PROBLEMS TO WORK ON.
1 > Reproduce the sbt multi-project excerpt starting with "This is kind" and going on through "the development workflow.".
2 > In the sbt multi-project excerpt, which project aggregates the two sub-projects?
3 > For each statement, say whether the sbt multi-project excerpt agrees with it (yes or no), and quote the words that decide it.
(a) The build.sbt file sets the organization to "net.example".
(b) The playApp sub-project has its own separate settings instead of the shared ones.
(c) Running test inside the common project ended in a failure.

EXTRACT PROVIDED.
· · · ·

Our first topic is to create the basic project structure, where we end up having two sub-projects which are both managed through one central build.sbt file.

Let’s start by creating a directory for our project: mkdir myproject. Within this directory, we need to create a build.sbt file. We need to fill it with the following content:

name := "My Project"

val commonSettings = Seq(
  organization := "net.example",
  version := "0.1",
  scalaVersion := "2.11.4",
  scalacOptions := Seq("-unchecked", "-deprecation", "-encoding", "utf8")
)

lazy val common = project.in(file("common"))
  .settings(commonSettings:_*)

lazy val playApp = project.in(file("playApp"))
  .settings(commonSettings:_*)

lazy val main = project.in(file("."))
  .aggregate(common, playApp)

This is kind of a minimum required configuration, but it’s already sufficient to give us an sbt project which consists of two sub-projects: common and playApp. For each of these, we defined in which folder the code for the project resides, and which settings apply - in this case, we share a common set of settings.

Note how we really defined three projects: main is the container project which aggregates our two sub-projects. We will later see how this simplifies certain steps of the development workflow.

Using sbt with sub-projects

Even with this basic setup, we can already explore how sbt behaves in a multi-project setup:

$ sbt
[info] Set current project to My Project (in build file:/Users/manuelkiessling/myproject/)

> project common
[info] Set current project to common (in build file:/Users/manuelkiessling/myproject/)

> test
[info] Updating {file:/Users/manuelkiessling/myproject/}common...
[info] Resolving jline#jline;2.12 ...
[info] Done updating.
[success] Total time: 2 s, completed 30.12.2014 19:31:31

> project main
[info] Set current project to My Project (in build file:/Users/manuelkiessling/myproject/)

> test
[info] Updating {file:/Users/manuelkiessling/myproject/}main...
[info] Updating {file:/Users/manuelkiessling/myproject/}common...
[info] Updating {file:/Users/manuelkiessling/myproject/}playApp...
[info] Resolving jline#jline;2.12 ...
[info] Done updating.
[info] Resolving org.fusesource.jansi#jansi;1.4 ...
[info] Done updating.

· · · ·

INFORMATION PROVIDED.
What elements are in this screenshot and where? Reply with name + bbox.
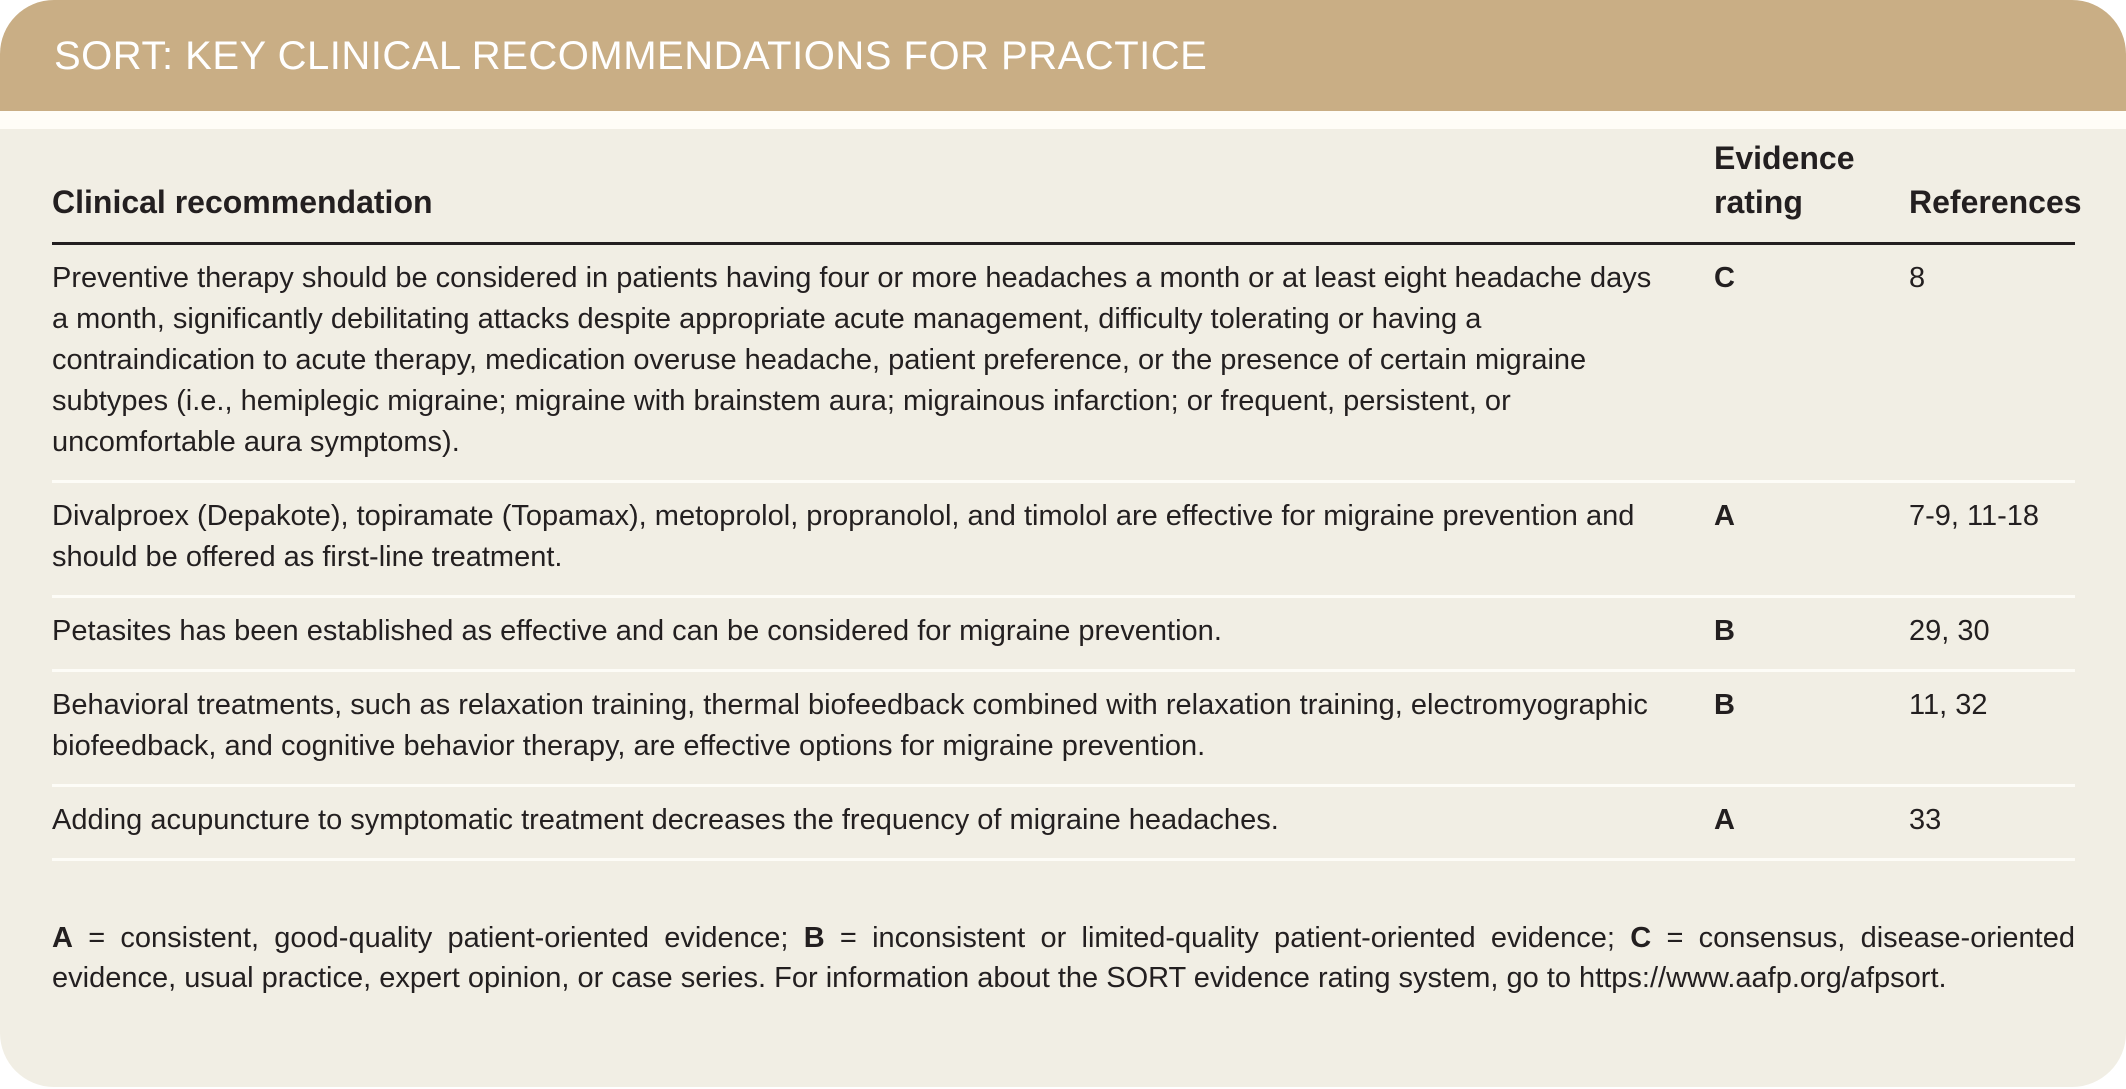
table-row: Adding acupuncture to symptomatic treatm… <box>52 787 2075 861</box>
references-cell: 8 <box>1909 262 1926 294</box>
footnote-text-b: = inconsistent or limited-quality patien… <box>824 922 1631 954</box>
table-header: Clinical recommendation Evidence rating … <box>52 129 2082 245</box>
evidence-rating-cell: A <box>1714 500 1735 532</box>
evidence-rating-cell: B <box>1714 689 1735 721</box>
table-row: Divalproex (Depakote), topiramate (Topam… <box>52 483 2075 598</box>
evidence-rating-cell: B <box>1714 615 1735 647</box>
references-cell: 33 <box>1909 804 1942 836</box>
table-title: SORT: KEY CLINICAL RECOMMENDATIONS FOR P… <box>54 34 1208 78</box>
recommendations-table: Clinical recommendation Evidence rating … <box>52 129 2082 861</box>
recommendation-cell: Adding acupuncture to symptomatic treatm… <box>52 804 1279 836</box>
table-row: Behavioral treatments, such as relaxatio… <box>52 672 2075 787</box>
table-row: Petasites has been established as effect… <box>52 598 2075 672</box>
evidence-rating-cell: A <box>1714 804 1735 836</box>
recommendation-cell: Divalproex (Depakote), topiramate (Topam… <box>52 500 1635 573</box>
footnote-key-b: B <box>803 922 825 954</box>
footnote-key-a: A <box>52 922 73 954</box>
footnote-key-c: C <box>1630 922 1652 954</box>
header-evidence-rating: Evidence rating <box>1714 140 1855 220</box>
table-body-background <box>0 129 2126 1087</box>
title-banner: SORT: KEY CLINICAL RECOMMENDATIONS FOR P… <box>0 0 2126 111</box>
recommendation-cell: Petasites has been established as effect… <box>52 615 1222 647</box>
header-clinical-recommendation: Clinical recommendation <box>52 184 433 220</box>
divider-strip <box>0 111 2126 129</box>
footnote-text-a: = consistent, good-quality patient-orien… <box>72 922 804 954</box>
header-references: References <box>1909 184 2082 220</box>
recommendation-cell: Preventive therapy should be considered … <box>52 262 1652 458</box>
evidence-rating-cell: C <box>1714 262 1735 294</box>
references-cell: 29, 30 <box>1909 615 1990 647</box>
table-row: Preventive therapy should be considered … <box>52 245 2075 483</box>
references-cell: 11, 32 <box>1909 689 1988 721</box>
recommendation-cell: Behavioral treatments, such as relaxatio… <box>52 689 1648 762</box>
footnote: A = consistent, good-quality patient-ori… <box>52 918 2075 998</box>
footnote-text-c: = consensus, disease-oriented evidence, … <box>52 922 2075 994</box>
references-cell: 7-9, 11-18 <box>1909 500 2040 532</box>
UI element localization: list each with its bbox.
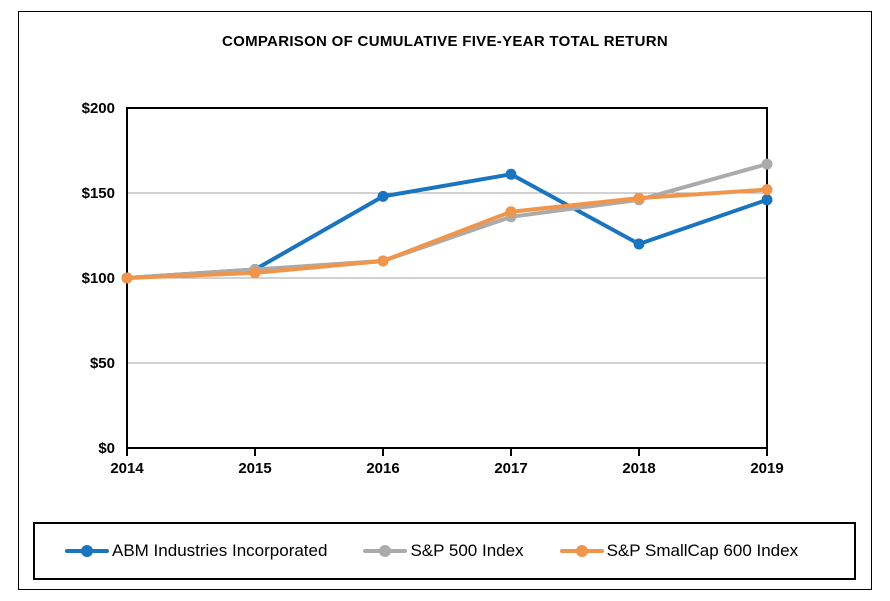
legend-line-marker-icon [559, 545, 604, 557]
data-point [249, 267, 261, 279]
x-tick-label: 2016 [366, 460, 399, 477]
data-point [761, 194, 773, 206]
chart-title: COMPARISON OF CUMULATIVE FIVE-YEAR TOTAL… [221, 33, 669, 50]
y-tick-label: $50 [90, 355, 115, 372]
data-point [761, 158, 773, 170]
data-point [377, 190, 389, 202]
data-point [121, 272, 133, 284]
data-point [377, 255, 389, 267]
legend-item-sp500: S&P 500 Index [363, 541, 524, 561]
chart-legend: ABM Industries Incorporated S&P 500 Inde… [33, 522, 856, 580]
y-tick-label: $0 [98, 440, 115, 457]
series-line [125, 187, 769, 280]
data-point [761, 184, 773, 196]
x-tick-label: 2014 [110, 460, 144, 477]
y-tick-label: $150 [82, 185, 115, 202]
x-tick-label: 2017 [494, 460, 527, 477]
x-tick-label: 2019 [750, 460, 783, 477]
legend-item-smallcap600: S&P SmallCap 600 Index [559, 541, 799, 561]
legend-label-abm: ABM Industries Incorporated [112, 541, 328, 560]
y-tick-label: $200 [82, 100, 115, 117]
data-point [633, 238, 645, 250]
legend-line-marker-icon [363, 545, 408, 557]
legend-label-sp500: S&P 500 Index [410, 541, 524, 560]
legend-line-marker-icon [65, 545, 109, 557]
x-tick-label: 2018 [622, 460, 655, 477]
x-tick-label: 2015 [238, 460, 271, 477]
data-point [505, 206, 517, 218]
series-line [125, 162, 769, 280]
data-point [505, 168, 517, 180]
legend-label-smallcap600: S&P SmallCap 600 Index [606, 541, 799, 560]
data-point [633, 192, 645, 204]
legend-item-abm: ABM Industries Incorporated [65, 541, 327, 561]
y-tick-label: $100 [82, 270, 115, 287]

· · · ·

RESPONSES TO THE EXERCISE.
1 >
This is kind of a minimum required configuration, but it’s already sufficient to give us an sbt project which consists of two sub-projects: common and playApp. For each of these, we defined in which folder the code for the project resides, and which settings apply - in this case, we share a common set of settings.

Note how we really defined three projects: main is the container project which aggregates our two sub-projects. We will later see how this simplifies certain steps of the development workflow.

2 > The project named main.

3 >
(a) Yes: "organization := "net.example""
(b) No: "in this case, we share a common set of settings"
(c) No: "[success] Total time: 2 s, completed 30.12.2014 19:31:31"